─── INPUT
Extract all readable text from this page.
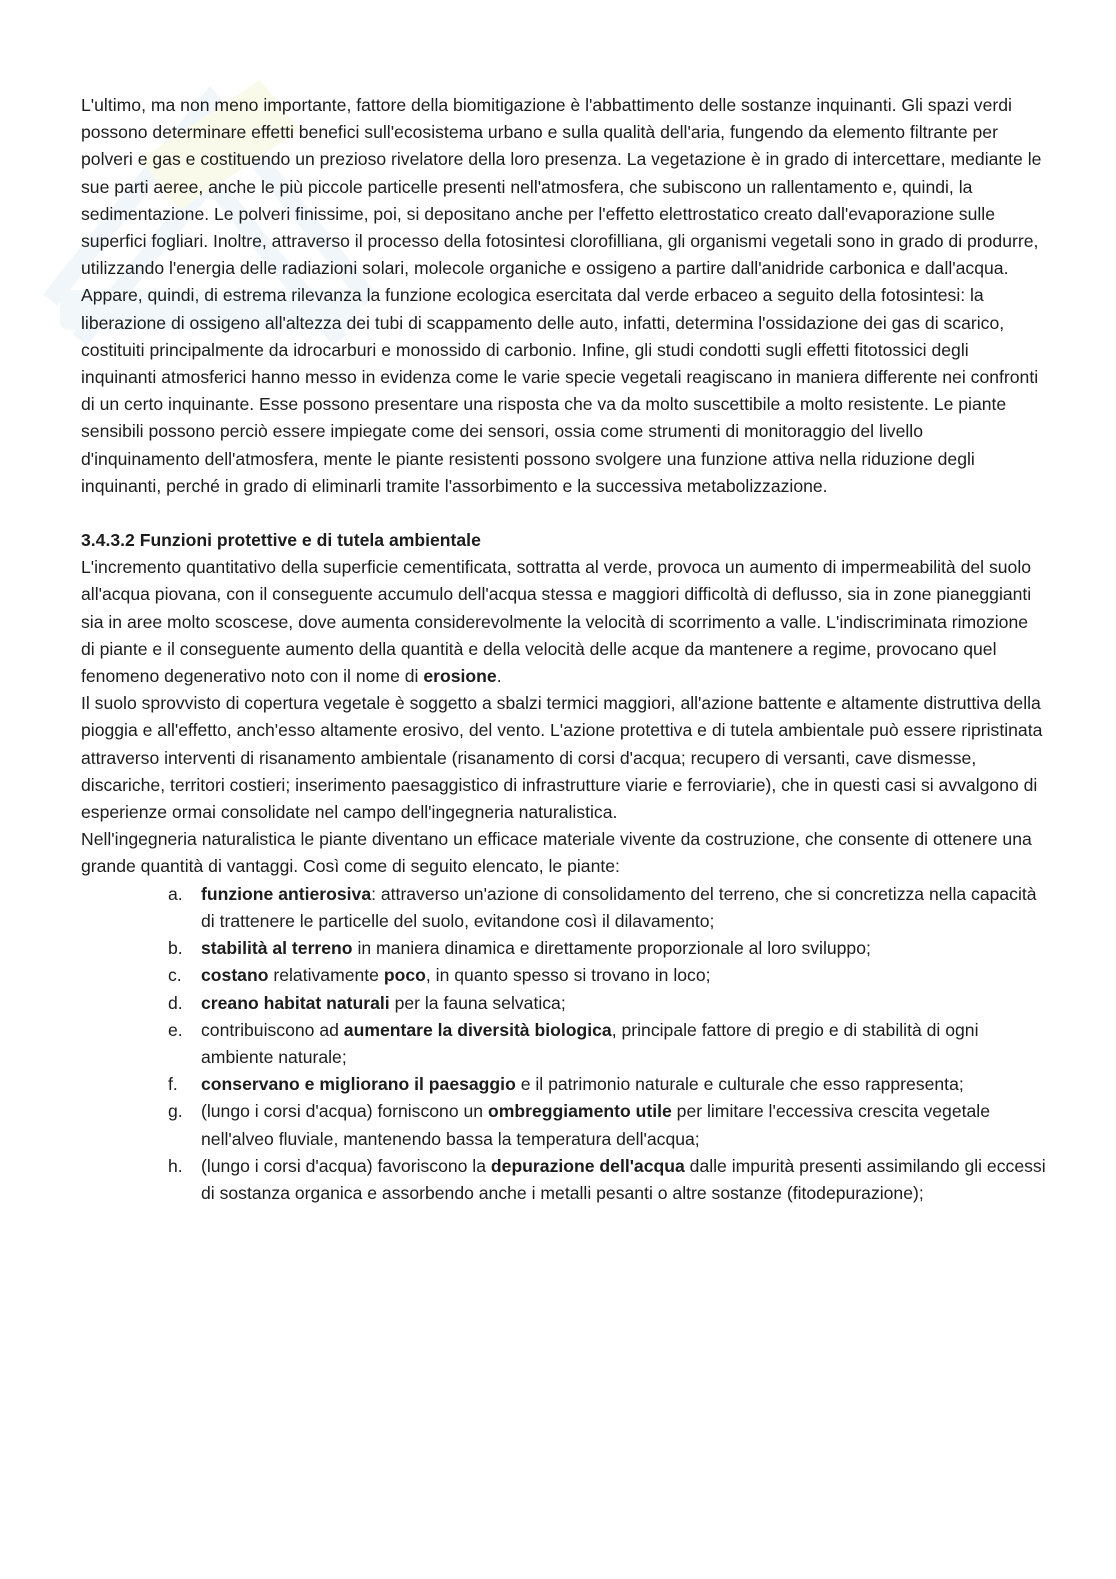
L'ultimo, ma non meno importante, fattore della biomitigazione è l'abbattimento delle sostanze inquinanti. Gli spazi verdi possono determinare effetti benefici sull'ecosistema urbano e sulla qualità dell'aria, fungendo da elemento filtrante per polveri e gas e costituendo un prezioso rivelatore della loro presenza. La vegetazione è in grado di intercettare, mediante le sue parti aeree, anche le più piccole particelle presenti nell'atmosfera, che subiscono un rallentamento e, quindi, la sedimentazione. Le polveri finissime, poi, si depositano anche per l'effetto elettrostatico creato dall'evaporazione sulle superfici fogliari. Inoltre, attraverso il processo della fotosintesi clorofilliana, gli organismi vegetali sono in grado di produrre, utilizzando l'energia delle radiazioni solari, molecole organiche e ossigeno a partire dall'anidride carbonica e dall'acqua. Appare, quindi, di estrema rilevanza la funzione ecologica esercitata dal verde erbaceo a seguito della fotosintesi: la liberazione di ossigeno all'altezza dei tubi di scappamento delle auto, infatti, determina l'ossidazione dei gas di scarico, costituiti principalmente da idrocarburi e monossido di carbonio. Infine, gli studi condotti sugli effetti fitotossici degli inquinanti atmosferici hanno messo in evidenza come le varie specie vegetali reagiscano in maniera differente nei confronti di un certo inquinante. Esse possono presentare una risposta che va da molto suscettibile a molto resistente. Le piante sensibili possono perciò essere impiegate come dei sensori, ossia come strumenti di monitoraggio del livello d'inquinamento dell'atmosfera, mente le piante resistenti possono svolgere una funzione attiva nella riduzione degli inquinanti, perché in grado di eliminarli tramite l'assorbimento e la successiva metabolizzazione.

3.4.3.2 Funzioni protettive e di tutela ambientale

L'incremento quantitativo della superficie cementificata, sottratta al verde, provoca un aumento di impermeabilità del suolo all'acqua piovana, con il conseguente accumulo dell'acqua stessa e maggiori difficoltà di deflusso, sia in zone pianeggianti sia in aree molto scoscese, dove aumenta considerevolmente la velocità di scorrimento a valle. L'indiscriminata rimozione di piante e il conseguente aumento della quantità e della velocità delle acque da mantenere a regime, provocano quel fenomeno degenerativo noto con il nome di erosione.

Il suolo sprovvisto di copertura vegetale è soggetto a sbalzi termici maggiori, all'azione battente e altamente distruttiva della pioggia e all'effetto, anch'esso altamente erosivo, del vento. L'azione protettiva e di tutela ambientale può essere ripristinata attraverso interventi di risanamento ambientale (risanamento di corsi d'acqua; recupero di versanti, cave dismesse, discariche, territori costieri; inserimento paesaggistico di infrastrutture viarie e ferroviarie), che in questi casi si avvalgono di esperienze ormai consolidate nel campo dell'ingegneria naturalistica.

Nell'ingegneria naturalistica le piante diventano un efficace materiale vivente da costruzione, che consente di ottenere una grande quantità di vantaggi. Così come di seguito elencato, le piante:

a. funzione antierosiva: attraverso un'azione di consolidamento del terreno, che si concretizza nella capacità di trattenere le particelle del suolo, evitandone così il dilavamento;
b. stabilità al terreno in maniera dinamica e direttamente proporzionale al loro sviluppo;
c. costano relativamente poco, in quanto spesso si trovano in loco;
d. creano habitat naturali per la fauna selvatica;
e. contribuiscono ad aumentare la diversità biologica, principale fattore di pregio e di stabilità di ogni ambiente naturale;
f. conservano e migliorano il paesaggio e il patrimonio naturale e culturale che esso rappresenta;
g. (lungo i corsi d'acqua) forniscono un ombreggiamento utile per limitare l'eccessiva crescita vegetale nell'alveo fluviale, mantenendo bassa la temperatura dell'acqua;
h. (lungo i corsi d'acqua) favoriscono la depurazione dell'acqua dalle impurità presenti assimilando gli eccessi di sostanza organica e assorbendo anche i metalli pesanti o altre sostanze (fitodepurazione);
──────
─── INPUT
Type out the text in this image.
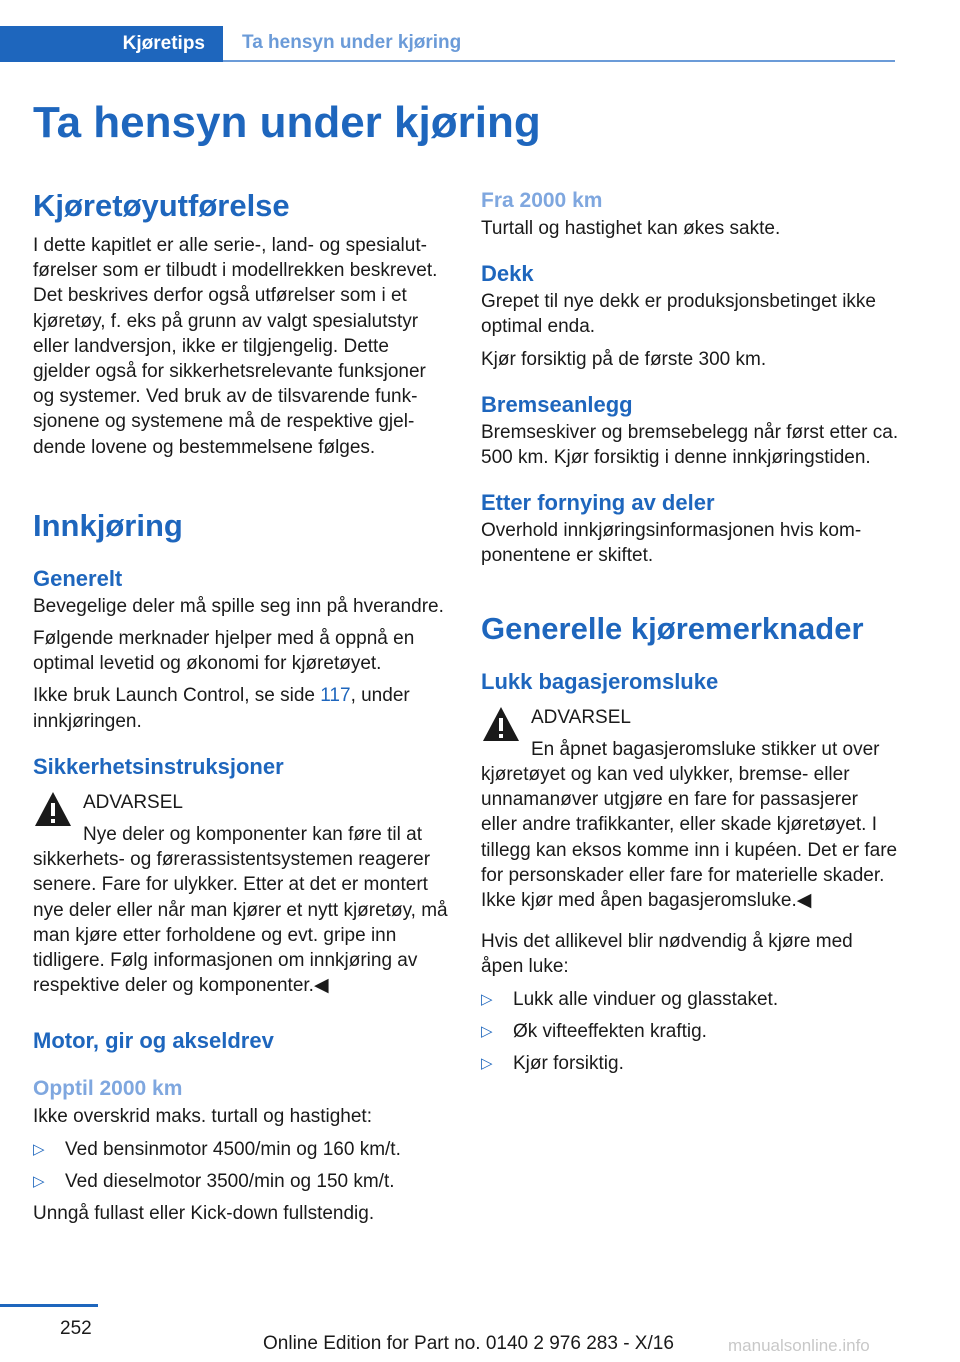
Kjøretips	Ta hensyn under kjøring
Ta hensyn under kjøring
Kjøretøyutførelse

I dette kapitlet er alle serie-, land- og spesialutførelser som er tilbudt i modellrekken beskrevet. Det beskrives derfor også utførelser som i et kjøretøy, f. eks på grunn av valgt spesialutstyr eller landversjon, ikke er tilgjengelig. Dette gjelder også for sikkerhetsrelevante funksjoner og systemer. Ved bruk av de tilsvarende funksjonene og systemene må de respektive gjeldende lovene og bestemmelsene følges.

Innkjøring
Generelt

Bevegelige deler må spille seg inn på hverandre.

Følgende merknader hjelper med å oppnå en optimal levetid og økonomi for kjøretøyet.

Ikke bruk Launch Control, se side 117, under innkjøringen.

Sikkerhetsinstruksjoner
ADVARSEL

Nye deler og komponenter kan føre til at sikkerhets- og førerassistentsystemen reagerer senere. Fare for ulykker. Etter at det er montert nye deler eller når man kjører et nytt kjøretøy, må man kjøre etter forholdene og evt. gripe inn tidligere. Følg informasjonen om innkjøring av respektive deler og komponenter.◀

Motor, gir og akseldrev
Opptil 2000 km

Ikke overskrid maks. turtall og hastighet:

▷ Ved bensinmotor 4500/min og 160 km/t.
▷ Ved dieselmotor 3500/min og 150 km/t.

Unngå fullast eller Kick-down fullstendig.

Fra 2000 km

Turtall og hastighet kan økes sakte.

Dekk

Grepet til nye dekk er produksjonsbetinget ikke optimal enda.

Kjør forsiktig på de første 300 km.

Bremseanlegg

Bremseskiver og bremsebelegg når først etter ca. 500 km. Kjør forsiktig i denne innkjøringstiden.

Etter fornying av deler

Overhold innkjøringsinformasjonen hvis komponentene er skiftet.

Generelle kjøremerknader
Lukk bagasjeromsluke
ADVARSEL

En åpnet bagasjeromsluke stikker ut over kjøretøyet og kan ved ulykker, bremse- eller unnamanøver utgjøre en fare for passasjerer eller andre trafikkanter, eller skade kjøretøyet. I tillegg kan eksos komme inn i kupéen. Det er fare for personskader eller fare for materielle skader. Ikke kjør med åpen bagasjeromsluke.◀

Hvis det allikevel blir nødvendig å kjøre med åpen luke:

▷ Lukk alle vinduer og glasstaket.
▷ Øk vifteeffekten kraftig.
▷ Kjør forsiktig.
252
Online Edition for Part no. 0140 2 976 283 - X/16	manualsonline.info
──────
## DESCRIPTION OF THE TASK
Copy out all lines above that include the string "anche".

## THE RESULT
L'ultimo, ma non meno importante, fattore della biomitigazione è l'abbattimento delle sostanze inquinanti. Gli spazi verdi possono determinare effetti benefici sull'ecosistema urbano e sulla qualità dell'aria, fungendo da elemento filtrante per polveri e gas e costituendo un prezioso rivelatore della loro presenza. La vegetazione è in grado di intercettare, mediante le sue parti aeree, anche le più piccole particelle presenti nell'atmosfera, che subiscono un rallentamento e, quindi, la sedimentazione. Le polveri finissime, poi, si depositano anche per l'effetto elettrostatico creato dall'evaporazione sulle superfici fogliari. Inoltre, attraverso il processo della fotosintesi clorofilliana, gli organismi vegetali sono in grado di produrre, utilizzando l'energia delle radiazioni solari, molecole organiche e ossigeno a partire dall'anidride carbonica e dall'acqua. Appare, quindi, di estrema rilevanza la funzione ecologica esercitata dal verde erbaceo a seguito della fotosintesi: la liberazione di ossigeno all'altezza dei tubi di scappamento delle auto, infatti, determina l'ossidazione dei gas di scarico, costituiti principalmente da idrocarburi e monossido di carbonio. Infine, gli studi condotti sugli effetti fitotossici degli inquinanti atmosferici hanno messo in evidenza come le varie specie vegetali reagiscano in maniera differente nei confronti di un certo inquinante. Esse possono presentare una risposta che va da molto suscettibile a molto resistente. Le piante sensibili possono perciò essere impiegate come dei sensori, ossia come strumenti di monitoraggio del livello d'inquinamento dell'atmosfera, mente le piante resistenti possono svolgere una funzione attiva nella riduzione degli inquinanti, perché in grado di eliminarli tramite l'assorbimento e la successiva metabolizzazione.
h. (lungo i corsi d'acqua) favoriscono la depurazione dell'acqua dalle impurità presenti assimilando gli eccessi di sostanza organica e assorbendo anche i metalli pesanti o altre sostanze (fitodepurazione);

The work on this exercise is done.